--- start Excerpted text ---

Lessons learned while writing a Haskell application
Having introduced Haskell at my last job I wanted to put into practice all the stuff I learned: take the good, leave the bad. So I started working on an exchange rates API using a few libraries I haven’t used before, exclusively for fun and learning purposes.
In this blog post I’ll try to share what I have identified as good practice so far and what are my personal recommendations when writing a Haskell application.
Note: if you write Scala, many of the tips will also be useful for you.
Configuration
I tried a couple of libraries where you must write your configuration file using either yaml
, hocon
or json
but I wasn’t satisfied until I’ve been recommended to use dhall-lang. It’s a configuration language guaranteed to terminate that has also Haskell bindings, nicely packaged for easy use. It looks as follows:
let Env = < Test : {} | Prod : {} >
let makeConfig = λ(env : Env) ->
{ forex = makeForexConfig env
, redis = makeRedisConfig env
}
in makeConfig ( Env.Test {=} )
Yes, it’s a language so one can define functions! Neat huh?
Production-ready effect: RIO
Ever since I read Michael Snoyman’s articles The ReaderT design pattern and The RIO Monad I’ve been convinced that this is the nicest and easiest approach to write applications.
Two years later after these articles have been published the package has evolved into what they call RIO: A standard library for Haskell.
It doesn’t only package RIO
, its monadic effect, but also its own prelude. And in addition, it re-exports a bunch of other goodies such as error handling and lenses functions.
So right now this is my effect system of choice and it’s the one you’ll see in the examples below.
It’s worth mentioning other (higher-order) effects like fused-effects and polysemy, and also capability. I think we should all keep an eye on them as they look promising and propose a different take on effects.
Polymorphic record of functions
This is by far the best way I know of defining polymorphic interfaces.
data Cache m = Cache
{ cacheNewResult :: Expiration -> Currency -> Currency -> Exchange -> m ()
, cachedExchange :: Currency -> Currency -> m (Maybe Exchange)
}
data Counter m = Counter
{ incrCount :: m ()
, getCount :: m Int
, resetCount :: m ()
}
The advantage is that we can create different interpreters using different effect types. For example, the main implementation of Cache m
uses Redis
whereas the test one uses an in-memory map stored in an IORef
.
Why not typeclasses?
Typeclasses are probably what come first when we think about polymorphic interfaces. However, they need laws / properties that define whether an instance is a valid one or not. Secondly, we can only define a single instance for a specific type. This is called coherence. If we can do that, great! If we fail then we would be better off using a record of functions instead.
To further defend this argument I should, perhaps, write another blog post only on this topic showing examples and expanding on the idea.
Smart constructors
In order to create a specific record of functions it is recommended to hide its constructor and instead export a smart constructor. These are plain functions, normally effectful, responsible for the creation of a single interface. For convention, I chose to prefix them with mk
(for make).
Here’s how I defined the smart constructor for Counter
:
mkCounter :: IO (Counter IO)
mkCounter =
(newIORef 0 :: IO (IORef Int))

--- end Excerpted text ---

Summarize the Haskell blog post above in two sentences.

--- start Material provided ---

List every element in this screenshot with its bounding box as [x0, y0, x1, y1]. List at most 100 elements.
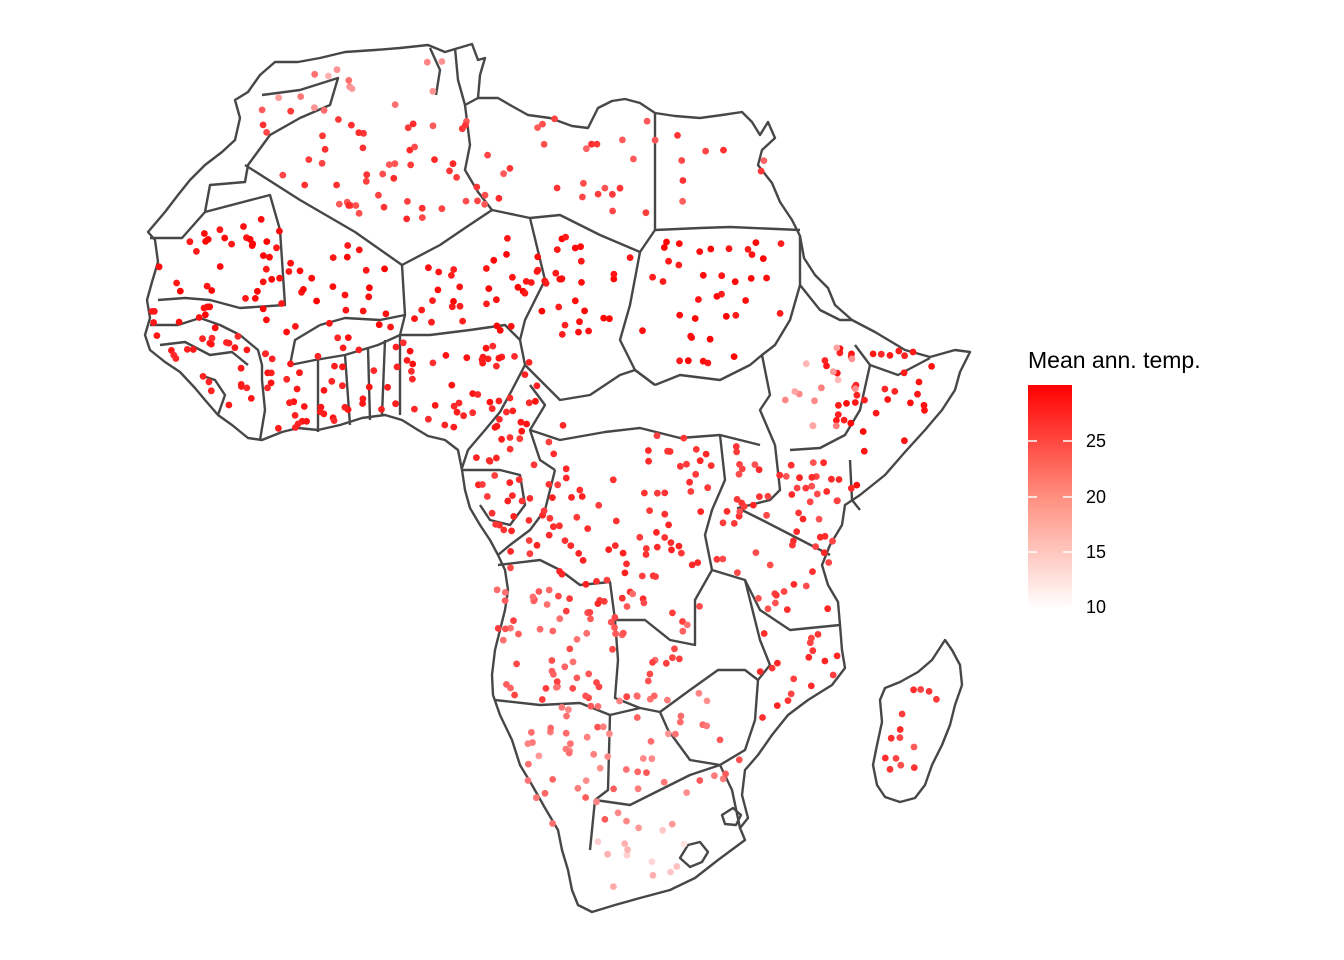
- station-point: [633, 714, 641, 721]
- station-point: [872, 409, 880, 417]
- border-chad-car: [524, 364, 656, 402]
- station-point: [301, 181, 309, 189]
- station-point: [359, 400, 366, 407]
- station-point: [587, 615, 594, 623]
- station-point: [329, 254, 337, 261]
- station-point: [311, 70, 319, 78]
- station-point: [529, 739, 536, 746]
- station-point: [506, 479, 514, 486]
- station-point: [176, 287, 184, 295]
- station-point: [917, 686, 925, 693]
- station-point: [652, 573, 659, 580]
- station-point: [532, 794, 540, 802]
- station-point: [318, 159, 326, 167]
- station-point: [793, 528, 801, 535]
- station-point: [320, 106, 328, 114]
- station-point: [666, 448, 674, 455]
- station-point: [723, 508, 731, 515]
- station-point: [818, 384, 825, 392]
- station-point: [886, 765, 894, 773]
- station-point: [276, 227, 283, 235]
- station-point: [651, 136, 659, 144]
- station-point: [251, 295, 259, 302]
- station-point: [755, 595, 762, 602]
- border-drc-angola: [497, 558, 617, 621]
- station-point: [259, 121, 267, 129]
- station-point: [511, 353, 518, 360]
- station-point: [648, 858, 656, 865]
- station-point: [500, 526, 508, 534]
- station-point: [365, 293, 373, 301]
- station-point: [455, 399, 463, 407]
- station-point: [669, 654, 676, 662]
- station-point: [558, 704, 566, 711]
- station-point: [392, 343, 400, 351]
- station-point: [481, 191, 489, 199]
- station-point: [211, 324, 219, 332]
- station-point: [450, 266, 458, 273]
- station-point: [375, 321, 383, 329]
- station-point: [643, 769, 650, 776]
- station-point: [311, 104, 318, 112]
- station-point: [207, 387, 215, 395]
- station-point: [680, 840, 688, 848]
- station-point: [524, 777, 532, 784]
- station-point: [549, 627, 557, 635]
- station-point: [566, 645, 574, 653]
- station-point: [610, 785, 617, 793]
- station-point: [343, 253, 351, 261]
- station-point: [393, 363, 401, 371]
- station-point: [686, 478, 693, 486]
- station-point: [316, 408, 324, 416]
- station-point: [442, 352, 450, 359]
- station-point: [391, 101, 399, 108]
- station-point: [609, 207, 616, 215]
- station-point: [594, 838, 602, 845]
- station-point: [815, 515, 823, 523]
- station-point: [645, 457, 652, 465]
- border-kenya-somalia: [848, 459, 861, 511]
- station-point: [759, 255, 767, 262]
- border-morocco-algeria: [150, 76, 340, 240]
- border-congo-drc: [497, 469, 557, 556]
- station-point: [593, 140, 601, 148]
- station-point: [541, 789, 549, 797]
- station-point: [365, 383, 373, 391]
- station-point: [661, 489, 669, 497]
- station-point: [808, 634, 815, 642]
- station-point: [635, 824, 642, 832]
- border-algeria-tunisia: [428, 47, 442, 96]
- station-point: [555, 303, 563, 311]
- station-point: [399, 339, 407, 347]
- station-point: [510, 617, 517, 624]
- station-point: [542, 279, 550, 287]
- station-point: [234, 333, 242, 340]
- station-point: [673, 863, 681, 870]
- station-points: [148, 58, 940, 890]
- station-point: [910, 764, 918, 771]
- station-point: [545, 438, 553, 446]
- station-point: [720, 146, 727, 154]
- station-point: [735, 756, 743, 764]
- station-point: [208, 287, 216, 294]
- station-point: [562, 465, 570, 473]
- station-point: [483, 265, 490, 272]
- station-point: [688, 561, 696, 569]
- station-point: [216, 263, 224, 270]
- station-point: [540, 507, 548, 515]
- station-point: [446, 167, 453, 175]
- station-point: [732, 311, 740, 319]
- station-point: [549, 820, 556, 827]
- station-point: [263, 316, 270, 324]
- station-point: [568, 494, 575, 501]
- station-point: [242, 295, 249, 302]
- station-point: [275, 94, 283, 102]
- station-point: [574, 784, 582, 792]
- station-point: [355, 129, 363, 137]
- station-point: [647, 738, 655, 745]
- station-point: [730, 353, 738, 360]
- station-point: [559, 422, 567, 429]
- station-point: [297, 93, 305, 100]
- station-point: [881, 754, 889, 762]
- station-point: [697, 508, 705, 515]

--- end Material provided ---

Output below ▸ While building an exchange rates API for fun and learning, the author settled on dhall-lang for configuration, a configuration language guaranteed to terminate that has Haskell bindings, and chose RIO as the effect system. The author calls polymorphic records of functions the best way to define polymorphic interfaces, suggesting them when typeclass laws or coherence can't be met, and recommends hiding their constructors behind smart constructors prefixed with mk.